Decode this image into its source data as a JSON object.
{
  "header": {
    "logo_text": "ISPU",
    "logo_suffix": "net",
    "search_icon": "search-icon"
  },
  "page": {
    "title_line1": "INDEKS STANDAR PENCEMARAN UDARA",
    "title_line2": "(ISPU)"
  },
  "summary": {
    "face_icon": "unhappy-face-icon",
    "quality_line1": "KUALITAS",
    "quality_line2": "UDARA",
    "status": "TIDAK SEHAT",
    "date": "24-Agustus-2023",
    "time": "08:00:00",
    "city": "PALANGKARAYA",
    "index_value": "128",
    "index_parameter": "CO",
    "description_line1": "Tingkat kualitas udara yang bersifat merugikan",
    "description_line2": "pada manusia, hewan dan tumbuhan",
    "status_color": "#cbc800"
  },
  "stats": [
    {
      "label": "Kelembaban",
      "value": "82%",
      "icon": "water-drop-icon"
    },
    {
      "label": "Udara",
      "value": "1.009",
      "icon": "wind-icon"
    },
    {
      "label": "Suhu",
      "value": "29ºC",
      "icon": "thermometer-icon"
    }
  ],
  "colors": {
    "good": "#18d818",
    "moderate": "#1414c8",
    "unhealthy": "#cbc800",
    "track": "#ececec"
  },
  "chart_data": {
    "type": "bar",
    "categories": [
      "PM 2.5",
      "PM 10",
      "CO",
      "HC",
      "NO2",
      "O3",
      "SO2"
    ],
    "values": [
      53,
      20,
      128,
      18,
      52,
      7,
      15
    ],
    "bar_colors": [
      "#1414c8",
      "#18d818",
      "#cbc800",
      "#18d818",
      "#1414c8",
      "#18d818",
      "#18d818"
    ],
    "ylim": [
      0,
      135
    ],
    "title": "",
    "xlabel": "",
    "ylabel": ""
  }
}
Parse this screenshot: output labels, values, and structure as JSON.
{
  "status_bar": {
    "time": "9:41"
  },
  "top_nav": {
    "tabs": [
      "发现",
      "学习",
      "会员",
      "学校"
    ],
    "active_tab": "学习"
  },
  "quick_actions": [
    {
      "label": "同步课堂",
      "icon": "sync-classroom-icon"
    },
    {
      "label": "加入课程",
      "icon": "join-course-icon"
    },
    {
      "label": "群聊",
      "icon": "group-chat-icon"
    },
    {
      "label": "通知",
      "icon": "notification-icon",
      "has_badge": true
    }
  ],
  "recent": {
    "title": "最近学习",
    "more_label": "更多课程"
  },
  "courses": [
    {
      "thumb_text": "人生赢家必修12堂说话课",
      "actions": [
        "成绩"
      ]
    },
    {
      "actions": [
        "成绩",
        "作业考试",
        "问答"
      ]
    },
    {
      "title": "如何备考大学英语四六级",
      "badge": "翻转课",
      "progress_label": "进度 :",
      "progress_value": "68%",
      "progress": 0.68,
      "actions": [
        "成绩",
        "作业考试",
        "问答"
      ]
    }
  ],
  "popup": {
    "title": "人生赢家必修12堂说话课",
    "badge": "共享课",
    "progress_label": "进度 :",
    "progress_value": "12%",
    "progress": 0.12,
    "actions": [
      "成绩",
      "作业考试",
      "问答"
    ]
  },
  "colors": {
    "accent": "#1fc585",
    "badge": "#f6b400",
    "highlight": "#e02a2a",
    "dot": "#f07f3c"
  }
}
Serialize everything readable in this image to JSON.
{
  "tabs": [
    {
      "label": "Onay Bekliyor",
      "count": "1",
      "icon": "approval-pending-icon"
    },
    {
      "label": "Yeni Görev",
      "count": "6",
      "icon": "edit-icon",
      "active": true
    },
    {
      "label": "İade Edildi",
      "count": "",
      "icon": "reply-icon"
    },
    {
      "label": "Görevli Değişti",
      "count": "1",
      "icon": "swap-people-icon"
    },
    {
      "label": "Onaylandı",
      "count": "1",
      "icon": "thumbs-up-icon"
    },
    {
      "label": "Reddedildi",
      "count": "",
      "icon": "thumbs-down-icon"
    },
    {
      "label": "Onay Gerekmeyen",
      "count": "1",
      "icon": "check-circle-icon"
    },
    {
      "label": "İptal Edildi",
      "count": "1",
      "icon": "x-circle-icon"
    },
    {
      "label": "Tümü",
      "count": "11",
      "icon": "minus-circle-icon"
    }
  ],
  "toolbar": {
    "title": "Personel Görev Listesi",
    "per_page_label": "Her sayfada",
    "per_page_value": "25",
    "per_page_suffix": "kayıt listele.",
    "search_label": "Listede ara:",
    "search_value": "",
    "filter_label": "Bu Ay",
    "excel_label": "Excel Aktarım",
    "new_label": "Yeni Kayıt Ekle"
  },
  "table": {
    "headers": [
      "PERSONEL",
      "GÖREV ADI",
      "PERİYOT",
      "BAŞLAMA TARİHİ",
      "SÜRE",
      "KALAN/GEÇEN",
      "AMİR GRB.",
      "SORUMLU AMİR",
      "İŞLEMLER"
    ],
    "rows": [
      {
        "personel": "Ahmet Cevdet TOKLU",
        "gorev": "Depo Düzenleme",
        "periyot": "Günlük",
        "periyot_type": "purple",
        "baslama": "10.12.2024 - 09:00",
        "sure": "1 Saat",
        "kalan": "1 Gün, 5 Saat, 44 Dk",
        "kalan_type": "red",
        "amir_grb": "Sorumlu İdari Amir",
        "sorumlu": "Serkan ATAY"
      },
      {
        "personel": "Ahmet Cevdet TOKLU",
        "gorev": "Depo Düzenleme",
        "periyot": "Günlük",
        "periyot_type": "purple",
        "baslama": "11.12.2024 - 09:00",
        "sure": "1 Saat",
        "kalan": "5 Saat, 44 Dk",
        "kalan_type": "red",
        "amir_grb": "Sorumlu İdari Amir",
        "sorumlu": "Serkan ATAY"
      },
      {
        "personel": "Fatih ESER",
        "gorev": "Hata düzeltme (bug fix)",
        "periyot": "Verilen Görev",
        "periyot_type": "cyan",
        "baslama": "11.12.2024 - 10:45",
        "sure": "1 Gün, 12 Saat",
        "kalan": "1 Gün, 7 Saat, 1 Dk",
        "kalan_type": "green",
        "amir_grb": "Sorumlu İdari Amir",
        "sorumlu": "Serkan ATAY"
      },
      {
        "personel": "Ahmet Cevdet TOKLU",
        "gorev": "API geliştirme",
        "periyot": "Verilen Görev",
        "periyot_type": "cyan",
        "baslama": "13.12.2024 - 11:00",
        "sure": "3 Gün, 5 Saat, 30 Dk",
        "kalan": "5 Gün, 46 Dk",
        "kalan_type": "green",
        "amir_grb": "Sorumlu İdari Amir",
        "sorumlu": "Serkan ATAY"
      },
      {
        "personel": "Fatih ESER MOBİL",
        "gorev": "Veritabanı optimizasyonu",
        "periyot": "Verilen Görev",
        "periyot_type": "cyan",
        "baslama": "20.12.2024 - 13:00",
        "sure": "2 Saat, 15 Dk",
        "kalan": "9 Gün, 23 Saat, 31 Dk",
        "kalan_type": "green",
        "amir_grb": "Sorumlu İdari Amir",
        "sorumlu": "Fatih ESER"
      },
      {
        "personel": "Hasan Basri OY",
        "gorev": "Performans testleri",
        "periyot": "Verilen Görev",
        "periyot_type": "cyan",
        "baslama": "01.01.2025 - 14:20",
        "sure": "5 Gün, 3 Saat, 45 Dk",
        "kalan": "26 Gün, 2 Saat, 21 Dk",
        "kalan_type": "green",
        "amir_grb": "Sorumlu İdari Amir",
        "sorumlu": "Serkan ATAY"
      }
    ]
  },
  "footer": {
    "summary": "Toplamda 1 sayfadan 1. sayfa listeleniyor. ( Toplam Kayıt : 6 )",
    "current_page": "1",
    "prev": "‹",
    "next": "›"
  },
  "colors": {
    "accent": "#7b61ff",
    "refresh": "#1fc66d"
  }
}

> [Written problem] Search the listing above for the string "ESER". Copy every line that contains it.

> [Solution]
        "personel": "Fatih ESER",
        "personel": "Fatih ESER MOBİL",
        "sorumlu": "Fatih ESER"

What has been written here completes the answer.